> Exercise task
Look through the material below. Copy each line that contains the string "positive".

Items from a figure collection
** BEGIN **

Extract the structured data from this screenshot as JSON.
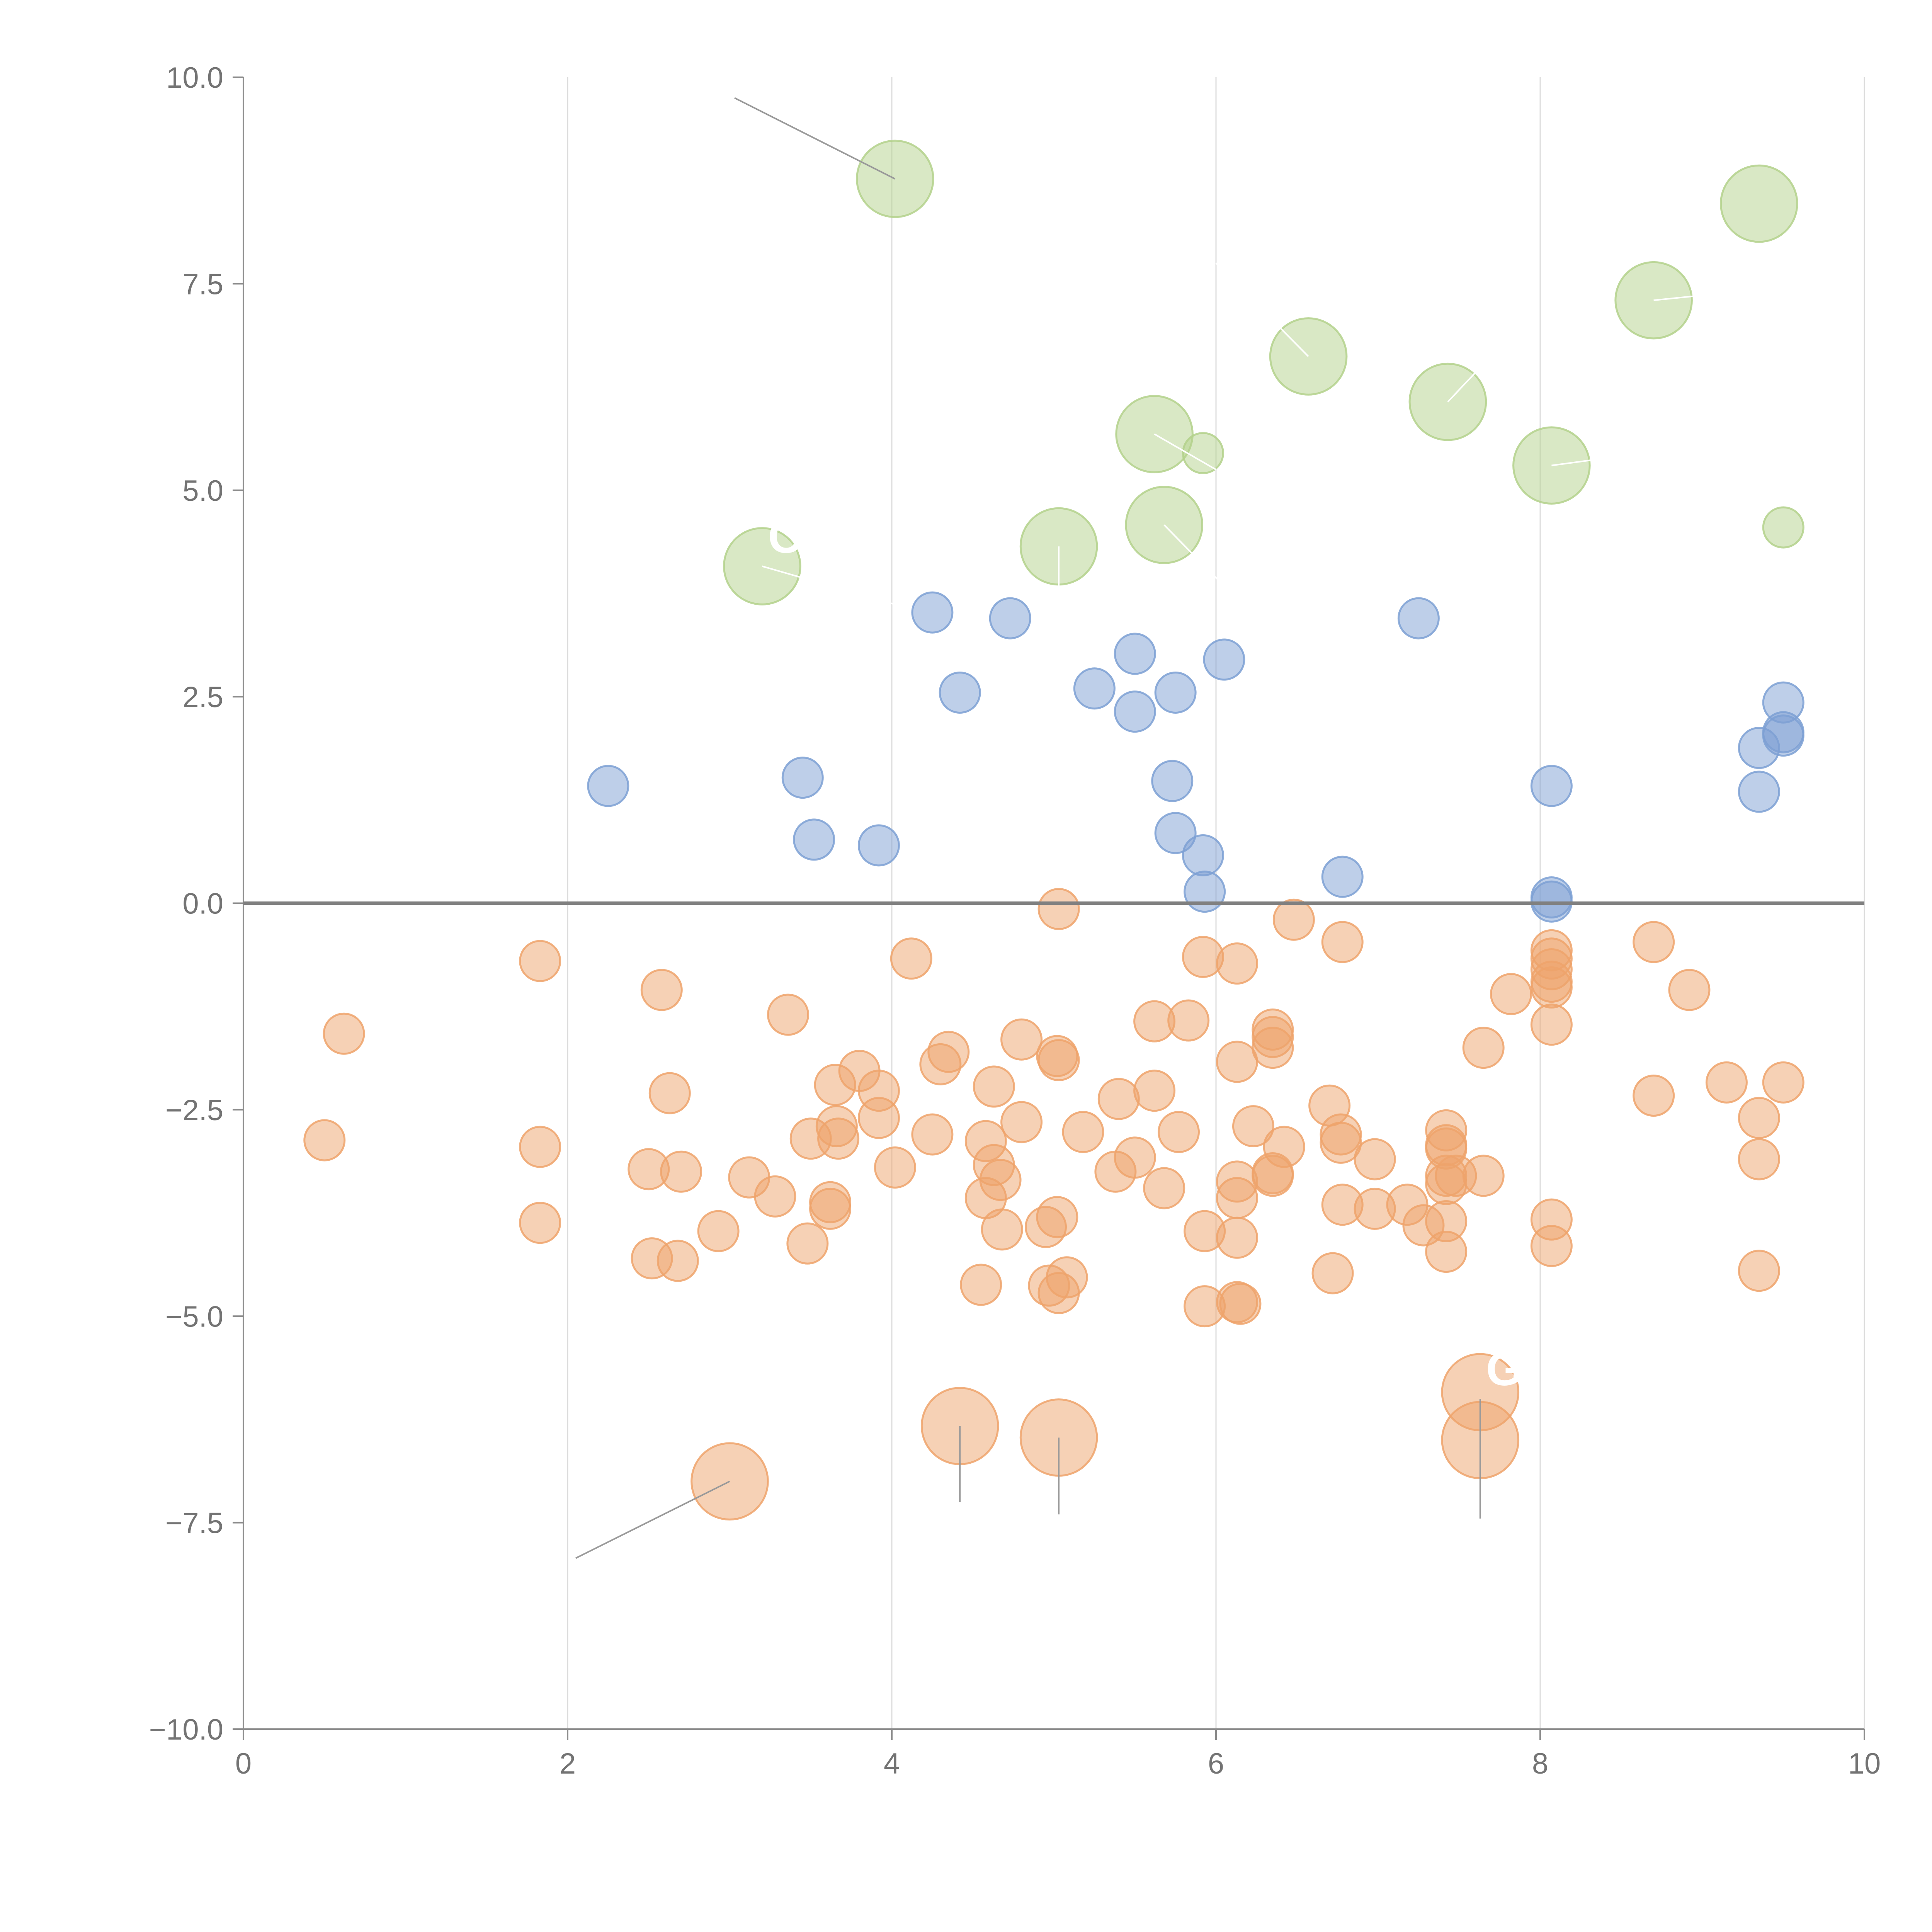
{
  "colors": {
    "positive": "#7da0d3",
    "negative": "#eea36b",
    "highlight": "#b3d18b",
    "axis": "#8c8c8c",
    "grid": "#dcdcdc",
    "tick_text": "#737373",
    "leader_dark": "#9a9a9a",
    "leader_light": "#ffffff"
  },
  "chart_data": {
    "type": "scatter",
    "title": "",
    "xlabel": "",
    "ylabel": "",
    "xlim": [
      0,
      10
    ],
    "ylim": [
      -10,
      10
    ],
    "x_ticks": [
      0,
      2,
      4,
      6,
      8,
      10
    ],
    "y_ticks": [
      -10,
      -7.5,
      -5,
      -2.5,
      0,
      2.5,
      5,
      7.5,
      10
    ],
    "x_tick_labels": [
      "0",
      "2",
      "4",
      "6",
      "8",
      "10"
    ],
    "y_tick_labels": [
      "−10.0",
      "−7.5",
      "−5.0",
      "−2.5",
      "0.0",
      "2.5",
      "5.0",
      "7.5",
      "10.0"
    ],
    "grid": "vertical",
    "reference_line_y": 0,
    "series": [
      {
        "name": "positive",
        "color_key": "positive",
        "size": 1,
        "points": [
          [
            2.25,
            1.42
          ],
          [
            3.45,
            1.52
          ],
          [
            3.52,
            0.77
          ],
          [
            3.92,
            0.7
          ],
          [
            4.25,
            3.52
          ],
          [
            4.42,
            2.55
          ],
          [
            4.73,
            3.45
          ],
          [
            5.25,
            2.6
          ],
          [
            5.5,
            3.02
          ],
          [
            5.5,
            2.32
          ],
          [
            5.75,
            2.55
          ],
          [
            5.73,
            1.48
          ],
          [
            5.75,
            0.85
          ],
          [
            5.92,
            0.58
          ],
          [
            5.93,
            0.14
          ],
          [
            6.05,
            2.95
          ],
          [
            6.78,
            0.32
          ],
          [
            7.25,
            3.45
          ],
          [
            8.07,
            1.42
          ],
          [
            8.07,
            0.07
          ],
          [
            8.07,
            0.02
          ],
          [
            9.35,
            1.88
          ],
          [
            9.35,
            1.35
          ],
          [
            9.5,
            2.43
          ],
          [
            9.5,
            2.07
          ],
          [
            9.5,
            2.03
          ]
        ]
      },
      {
        "name": "negative",
        "color_key": "negative",
        "size": 1,
        "points": [
          [
            0.5,
            -2.87
          ],
          [
            0.62,
            -1.58
          ],
          [
            1.83,
            -0.7
          ],
          [
            1.83,
            -2.95
          ],
          [
            1.83,
            -3.87
          ],
          [
            2.5,
            -3.22
          ],
          [
            2.52,
            -4.3
          ],
          [
            2.58,
            -1.05
          ],
          [
            2.63,
            -2.3
          ],
          [
            2.68,
            -4.33
          ],
          [
            2.7,
            -3.25
          ],
          [
            2.93,
            -3.97
          ],
          [
            3.12,
            -3.32
          ],
          [
            3.28,
            -3.55
          ],
          [
            3.36,
            -1.35
          ],
          [
            3.48,
            -4.12
          ],
          [
            3.5,
            -2.85
          ],
          [
            3.62,
            -3.62
          ],
          [
            3.62,
            -3.7
          ],
          [
            3.65,
            -2.2
          ],
          [
            3.66,
            -2.7
          ],
          [
            3.67,
            -2.85
          ],
          [
            3.8,
            -2.03
          ],
          [
            3.92,
            -2.27
          ],
          [
            3.92,
            -2.6
          ],
          [
            4.02,
            -3.2
          ],
          [
            4.12,
            -0.67
          ],
          [
            4.25,
            -2.8
          ],
          [
            4.3,
            -1.95
          ],
          [
            4.35,
            -1.8
          ],
          [
            4.55,
            -4.62
          ],
          [
            4.58,
            -2.88
          ],
          [
            4.58,
            -3.57
          ],
          [
            4.63,
            -2.22
          ],
          [
            4.63,
            -3.17
          ],
          [
            4.67,
            -3.35
          ],
          [
            4.68,
            -3.95
          ],
          [
            4.8,
            -2.65
          ],
          [
            4.8,
            -1.65
          ],
          [
            4.95,
            -3.92
          ],
          [
            4.97,
            -4.63
          ],
          [
            5.02,
            -3.8
          ],
          [
            5.02,
            -1.85
          ],
          [
            5.03,
            -0.07
          ],
          [
            5.03,
            -1.9
          ],
          [
            5.03,
            -4.72
          ],
          [
            5.08,
            -4.53
          ],
          [
            5.18,
            -2.77
          ],
          [
            5.38,
            -3.25
          ],
          [
            5.4,
            -2.37
          ],
          [
            5.5,
            -3.08
          ],
          [
            5.62,
            -1.43
          ],
          [
            5.62,
            -2.27
          ],
          [
            5.68,
            -3.45
          ],
          [
            5.77,
            -2.77
          ],
          [
            5.83,
            -1.42
          ],
          [
            5.92,
            -0.65
          ],
          [
            5.93,
            -3.97
          ],
          [
            5.93,
            -4.88
          ],
          [
            6.13,
            -0.73
          ],
          [
            6.13,
            -1.92
          ],
          [
            6.13,
            -3.37
          ],
          [
            6.13,
            -3.57
          ],
          [
            6.13,
            -4.05
          ],
          [
            6.13,
            -4.83
          ],
          [
            6.15,
            -4.85
          ],
          [
            6.23,
            -2.7
          ],
          [
            6.35,
            -1.53
          ],
          [
            6.35,
            -1.62
          ],
          [
            6.35,
            -1.75
          ],
          [
            6.35,
            -3.27
          ],
          [
            6.35,
            -3.3
          ],
          [
            6.42,
            -2.95
          ],
          [
            6.48,
            -0.2
          ],
          [
            6.7,
            -2.45
          ],
          [
            6.72,
            -4.48
          ],
          [
            6.77,
            -2.8
          ],
          [
            6.77,
            -2.9
          ],
          [
            6.78,
            -3.65
          ],
          [
            6.78,
            -0.47
          ],
          [
            6.98,
            -3.7
          ],
          [
            6.98,
            -3.1
          ],
          [
            7.18,
            -3.65
          ],
          [
            7.28,
            -3.9
          ],
          [
            7.42,
            -2.75
          ],
          [
            7.42,
            -2.93
          ],
          [
            7.42,
            -2.97
          ],
          [
            7.42,
            -3.3
          ],
          [
            7.42,
            -3.4
          ],
          [
            7.42,
            -3.85
          ],
          [
            7.42,
            -4.22
          ],
          [
            7.48,
            -3.3
          ],
          [
            7.65,
            -3.3
          ],
          [
            7.65,
            -1.75
          ],
          [
            7.82,
            -1.1
          ],
          [
            8.07,
            -0.57
          ],
          [
            8.07,
            -0.67
          ],
          [
            8.07,
            -0.8
          ],
          [
            8.07,
            -0.95
          ],
          [
            8.07,
            -1.02
          ],
          [
            8.07,
            -1.47
          ],
          [
            8.07,
            -3.83
          ],
          [
            8.07,
            -4.15
          ],
          [
            8.7,
            -0.47
          ],
          [
            8.7,
            -2.33
          ],
          [
            8.92,
            -1.05
          ],
          [
            9.15,
            -2.17
          ],
          [
            9.35,
            -2.6
          ],
          [
            9.35,
            -3.1
          ],
          [
            9.35,
            -4.45
          ],
          [
            9.5,
            -2.17
          ]
        ]
      },
      {
        "name": "highlight-positive",
        "color_key": "highlight",
        "points": [
          [
            4.02,
            8.77,
            1.9
          ],
          [
            3.2,
            4.08,
            1.9
          ],
          [
            5.03,
            4.32,
            1.9
          ],
          [
            5.68,
            4.58,
            1.9
          ],
          [
            5.62,
            5.68,
            1.9
          ],
          [
            5.92,
            5.45,
            1.0
          ],
          [
            6.57,
            6.62,
            1.9
          ],
          [
            7.43,
            6.07,
            1.9
          ],
          [
            8.07,
            5.3,
            1.9
          ],
          [
            8.7,
            7.3,
            1.9
          ],
          [
            9.35,
            8.47,
            1.9
          ],
          [
            9.5,
            4.55,
            1.0
          ]
        ]
      },
      {
        "name": "highlight-negative",
        "color_key": "negative",
        "points": [
          [
            3.0,
            -7.0,
            1.9
          ],
          [
            4.42,
            -6.33,
            1.9
          ],
          [
            5.03,
            -6.47,
            1.9
          ],
          [
            7.63,
            -5.92,
            1.9
          ],
          [
            7.63,
            -6.5,
            1.9
          ]
        ]
      }
    ],
    "annotations": [
      {
        "label": "",
        "point": [
          4.02,
          8.77
        ],
        "anchor": [
          3.03,
          9.75
        ],
        "style": "dark"
      },
      {
        "label": "",
        "point": [
          3.0,
          -7.0
        ],
        "anchor": [
          2.05,
          -7.93
        ],
        "style": "dark"
      },
      {
        "label": "",
        "point": [
          4.42,
          -6.33
        ],
        "anchor": [
          4.42,
          -7.25
        ],
        "style": "dark"
      },
      {
        "label": "",
        "point": [
          5.03,
          -6.47
        ],
        "anchor": [
          5.03,
          -7.4
        ],
        "style": "dark"
      },
      {
        "label": "G",
        "point": [
          7.63,
          -6.0
        ],
        "anchor": [
          7.63,
          -7.45
        ],
        "style": "dark"
      },
      {
        "label": "O",
        "point": [
          3.2,
          4.08
        ],
        "anchor": [
          4.05,
          3.6
        ],
        "style": "light"
      },
      {
        "label": "",
        "point": [
          5.03,
          4.32
        ],
        "anchor": [
          5.03,
          3.45
        ],
        "style": "light"
      },
      {
        "label": "",
        "point": [
          5.68,
          4.58
        ],
        "anchor": [
          6.02,
          3.9
        ],
        "style": "light"
      },
      {
        "label": "",
        "point": [
          5.62,
          5.68
        ],
        "anchor": [
          6.0,
          5.25
        ],
        "style": "light"
      },
      {
        "label": "",
        "point": [
          6.57,
          6.62
        ],
        "anchor": [
          6.0,
          7.75
        ],
        "style": "light"
      },
      {
        "label": "",
        "point": [
          7.43,
          6.07
        ],
        "anchor": [
          7.9,
          7.05
        ],
        "style": "light"
      },
      {
        "label": "",
        "point": [
          8.07,
          5.3
        ],
        "anchor": [
          8.45,
          5.4
        ],
        "style": "light"
      },
      {
        "label": "",
        "point": [
          8.7,
          7.3
        ],
        "anchor": [
          9.2,
          7.4
        ],
        "style": "light"
      }
    ]
  }
}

** END **

> Problem solution
    "positive": "#7da0d3",
        "name": "positive",
        "color_key": "positive",
        "name": "highlight-positive",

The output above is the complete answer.